▶ **Your task**:
Filter the lines below, copying only those with the string "odpadu".

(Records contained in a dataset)
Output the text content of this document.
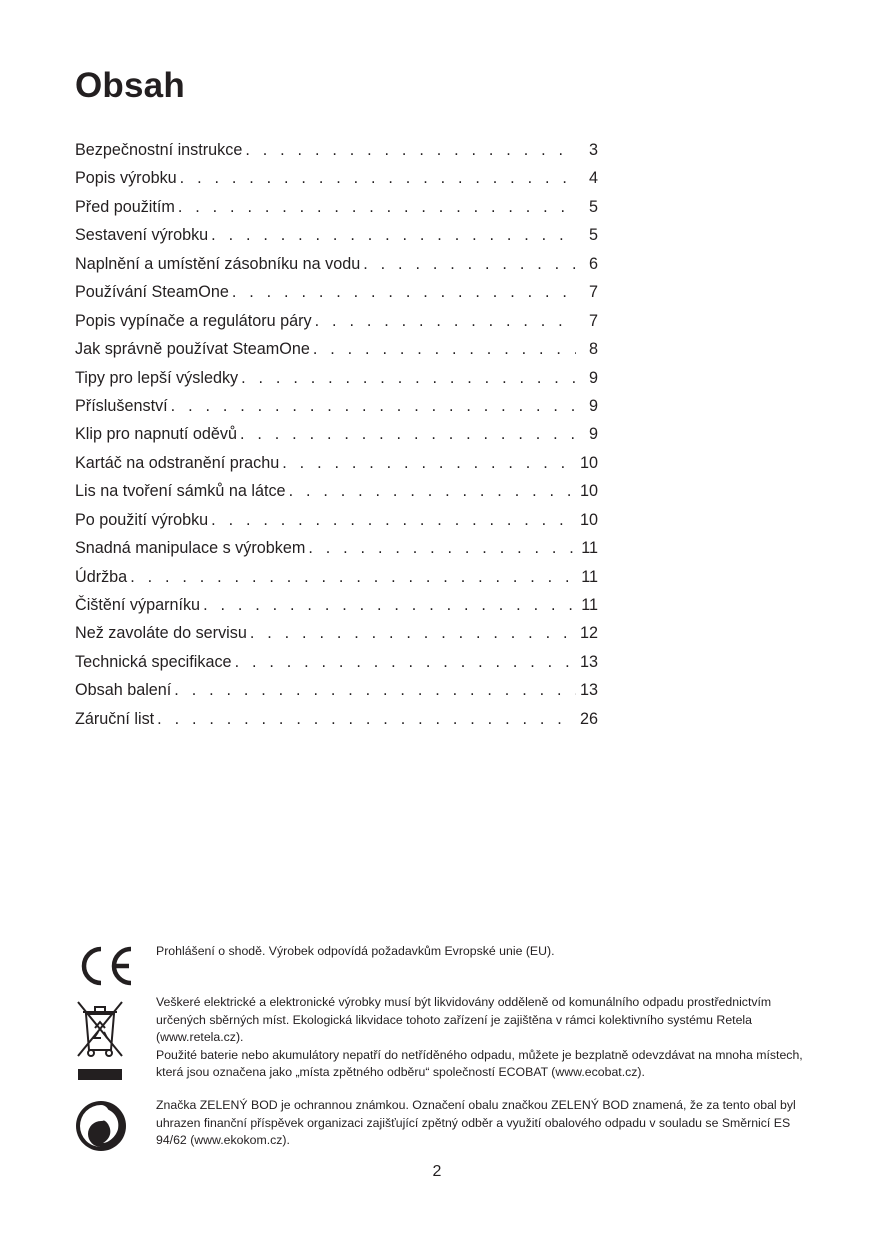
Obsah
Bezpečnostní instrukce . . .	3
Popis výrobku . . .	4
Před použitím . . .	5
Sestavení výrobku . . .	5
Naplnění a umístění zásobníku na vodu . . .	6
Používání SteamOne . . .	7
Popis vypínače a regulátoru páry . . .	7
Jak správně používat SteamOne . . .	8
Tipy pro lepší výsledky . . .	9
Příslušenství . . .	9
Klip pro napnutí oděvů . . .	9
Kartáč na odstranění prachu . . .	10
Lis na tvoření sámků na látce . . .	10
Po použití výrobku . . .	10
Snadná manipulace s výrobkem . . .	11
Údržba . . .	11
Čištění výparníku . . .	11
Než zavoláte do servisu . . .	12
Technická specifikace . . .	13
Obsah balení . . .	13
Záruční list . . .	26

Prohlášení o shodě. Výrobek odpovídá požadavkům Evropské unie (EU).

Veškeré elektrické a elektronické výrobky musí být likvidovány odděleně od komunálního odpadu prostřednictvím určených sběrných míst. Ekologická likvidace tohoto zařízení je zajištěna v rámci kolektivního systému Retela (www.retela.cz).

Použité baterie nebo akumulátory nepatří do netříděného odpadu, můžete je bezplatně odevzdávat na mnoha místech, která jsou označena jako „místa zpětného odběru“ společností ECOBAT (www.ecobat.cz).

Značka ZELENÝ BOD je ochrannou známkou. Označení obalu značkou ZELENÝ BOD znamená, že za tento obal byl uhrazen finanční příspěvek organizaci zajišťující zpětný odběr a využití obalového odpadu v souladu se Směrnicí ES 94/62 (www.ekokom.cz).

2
---
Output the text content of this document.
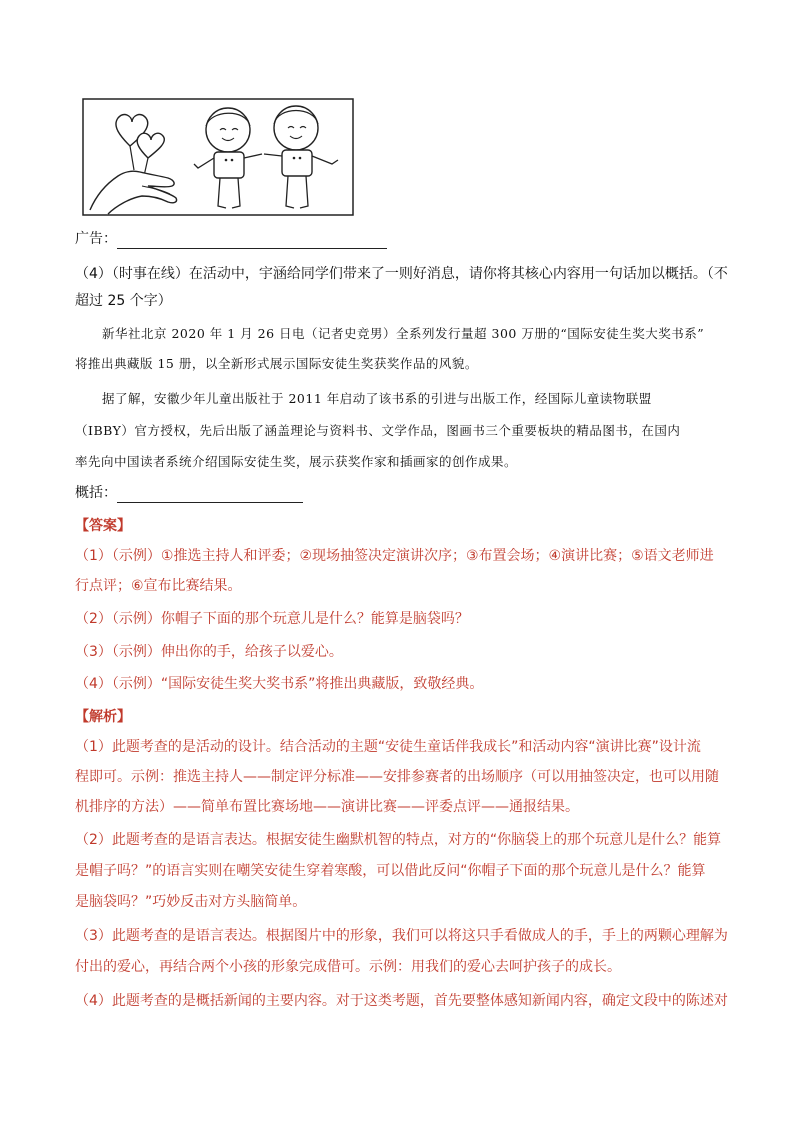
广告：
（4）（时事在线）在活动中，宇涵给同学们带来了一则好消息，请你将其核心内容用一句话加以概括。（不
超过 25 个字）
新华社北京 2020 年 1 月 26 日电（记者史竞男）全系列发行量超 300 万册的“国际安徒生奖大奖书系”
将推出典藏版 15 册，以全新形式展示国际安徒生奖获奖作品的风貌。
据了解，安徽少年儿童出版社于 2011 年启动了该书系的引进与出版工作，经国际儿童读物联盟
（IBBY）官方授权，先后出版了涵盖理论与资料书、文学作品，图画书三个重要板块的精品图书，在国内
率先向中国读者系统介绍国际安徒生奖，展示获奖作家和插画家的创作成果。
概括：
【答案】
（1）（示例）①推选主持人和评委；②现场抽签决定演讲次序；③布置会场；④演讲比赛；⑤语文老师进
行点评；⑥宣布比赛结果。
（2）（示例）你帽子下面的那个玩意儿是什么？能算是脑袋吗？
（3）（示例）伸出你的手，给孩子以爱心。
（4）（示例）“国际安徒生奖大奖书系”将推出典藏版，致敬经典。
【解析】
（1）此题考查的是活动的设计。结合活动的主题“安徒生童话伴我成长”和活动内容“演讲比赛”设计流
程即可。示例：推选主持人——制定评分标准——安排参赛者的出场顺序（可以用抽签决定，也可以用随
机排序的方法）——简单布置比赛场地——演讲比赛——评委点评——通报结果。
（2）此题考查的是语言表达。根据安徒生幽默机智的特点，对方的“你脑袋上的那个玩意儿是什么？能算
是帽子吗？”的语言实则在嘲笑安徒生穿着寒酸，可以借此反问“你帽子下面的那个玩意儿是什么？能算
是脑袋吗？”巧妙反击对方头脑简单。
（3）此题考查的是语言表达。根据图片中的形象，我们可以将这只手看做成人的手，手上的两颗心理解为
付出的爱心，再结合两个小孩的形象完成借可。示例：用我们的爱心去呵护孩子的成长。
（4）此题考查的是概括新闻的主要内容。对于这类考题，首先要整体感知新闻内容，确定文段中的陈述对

▶ **Reply**:
Veškeré elektrické a elektronické výrobky musí být likvidovány odděleně od komunálního odpadu prostřednictvím určených sběrných míst. Ekologická likvidace tohoto zařízení je zajištěna v rámci kolektivního systému Retela (www.retela.cz).
Použité baterie nebo akumulátory nepatří do netříděného odpadu, můžete je bezplatně odevzdávat na mnoha místech, která jsou označena jako „místa zpětného odběru“ společností ECOBAT (www.ecobat.cz).
Značka ZELENÝ BOD je ochrannou známkou. Označení obalu značkou ZELENÝ BOD znamená, že za tento obal byl uhrazen finanční příspěvek organizaci zajišťující zpětný odběr a využití obalového odpadu v souladu se Směrnicí ES 94/62 (www.ekokom.cz).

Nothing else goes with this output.